# Prompt:
Below are entries. Pull out all lines containing "Störungen".

# Stored rows:
◆ ◆ ◆ ◆ ◆ ◆ ◆
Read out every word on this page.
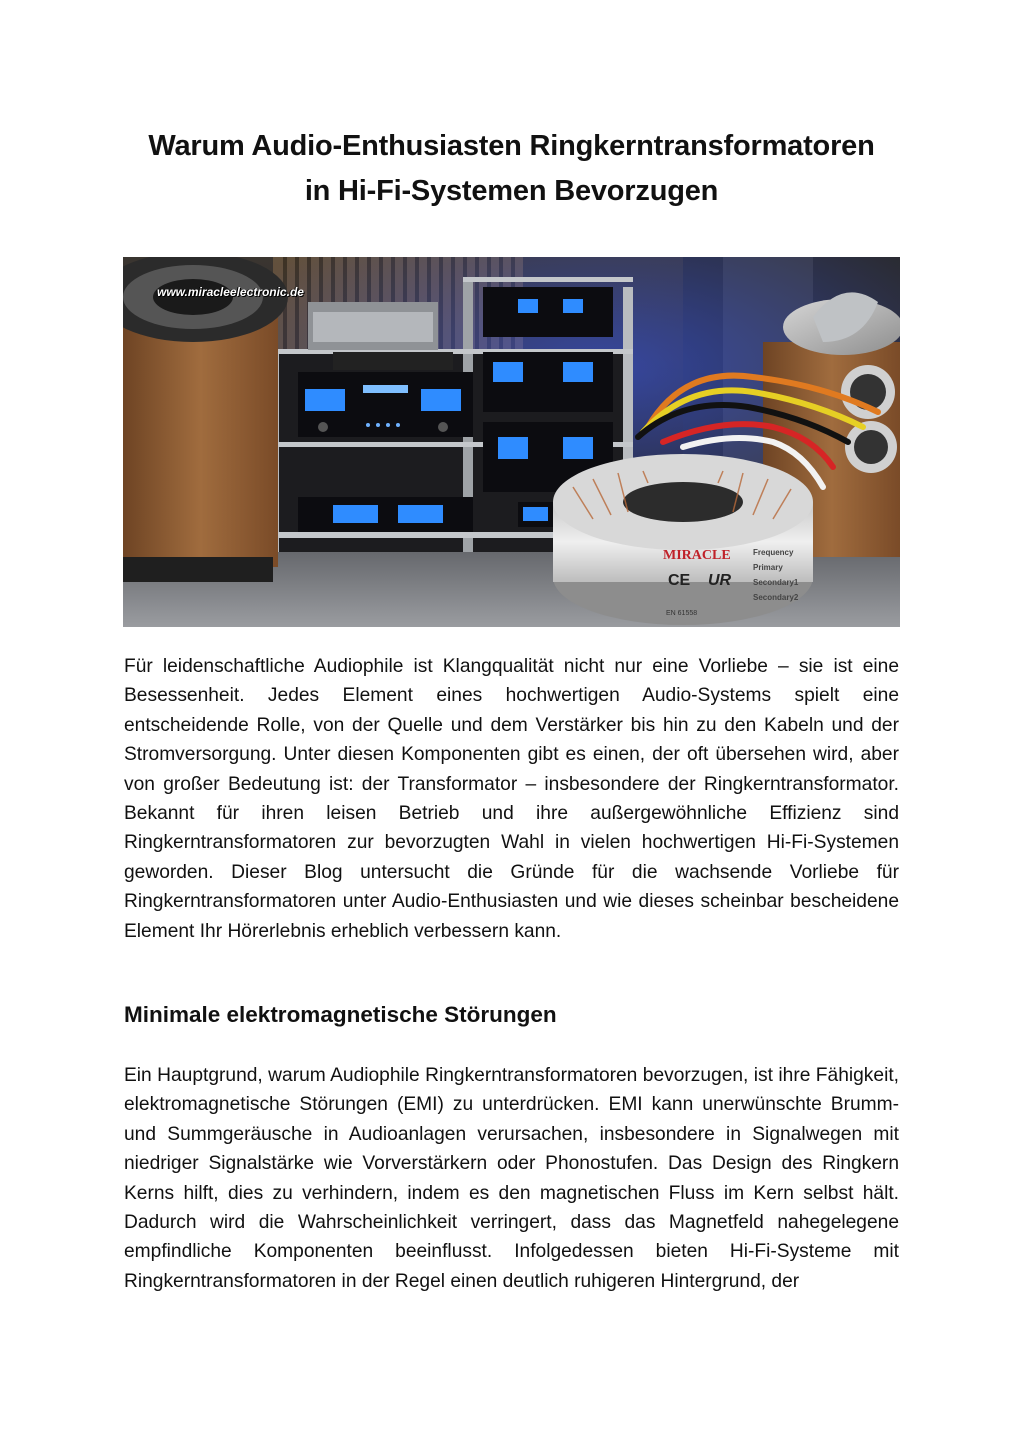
Warum Audio-Enthusiasten Ringkerntransformatoren
in Hi-Fi-Systemen Bevorzugen
MIRACLE
CE UR
EN 61558
Frequency
Primary
Secondary1
Secondary2
www.miracleelectronic.de

Für leidenschaftliche Audiophile ist Klangqualität nicht nur eine Vorliebe – sie ist eine Besessenheit. Jedes Element eines hochwertigen Audio-Systems spielt eine entscheidende Rolle, von der Quelle und dem Verstärker bis hin zu den Kabeln und der Stromversorgung. Unter diesen Komponenten gibt es einen, der oft übersehen wird, aber von großer Bedeutung ist: der Transformator – insbesondere der Ringkerntransformator. Bekannt für ihren leisen Betrieb und ihre außergewöhnliche Effizienz sind Ringkerntransformatoren zur bevorzugten Wahl in vielen hochwertigen Hi-Fi-Systemen geworden. Dieser Blog untersucht die Gründe für die wachsende Vorliebe für Ringkerntransformatoren unter Audio-Enthusiasten und wie dieses scheinbar bescheidene Element Ihr Hörerlebnis erheblich verbessern kann.

Minimale elektromagnetische Störungen

Ein Hauptgrund, warum Audiophile Ringkerntransformatoren bevorzugen, ist ihre Fähigkeit, elektromagnetische Störungen (EMI) zu unterdrücken. EMI kann unerwünschte Brumm- und Summgeräusche in Audioanlagen verursachen, insbesondere in Signalwegen mit niedriger Signalstärke wie Vorverstärkern oder Phonostufen. Das Design des Ringkern Kerns hilft, dies zu verhindern, indem es den magnetischen Fluss im Kern selbst hält. Dadurch wird die Wahrscheinlichkeit verringert, dass das Magnetfeld nahegelegene empfindliche Komponenten beeinflusst. Infolgedessen bieten Hi-Fi-Systeme mit Ringkerntransformatoren in der Regel einen deutlich ruhigeren Hintergrund, der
◆ ◆ ◆ ◆ ◆ ◆ ◆
# Exercise solution:
Minimale elektromagnetische Störungen
Ein Hauptgrund, warum Audiophile Ringkerntransformatoren bevorzugen, ist ihre Fähigkeit, elektromagnetische Störungen (EMI) zu unterdrücken. EMI kann unerwünschte Brumm- und Summgeräusche in Audioanlagen verursachen, insbesondere in Signalwegen mit niedriger Signalstärke wie Vorverstärkern oder Phonostufen. Das Design des Ringkern Kerns hilft, dies zu verhindern, indem es den magnetischen Fluss im Kern selbst hält. Dadurch wird die Wahrscheinlichkeit verringert, dass das Magnetfeld nahegelegene empfindliche Komponenten beeinflusst. Infolgedessen bieten Hi-Fi-Systeme mit Ringkerntransformatoren in der Regel einen deutlich ruhigeren Hintergrund, der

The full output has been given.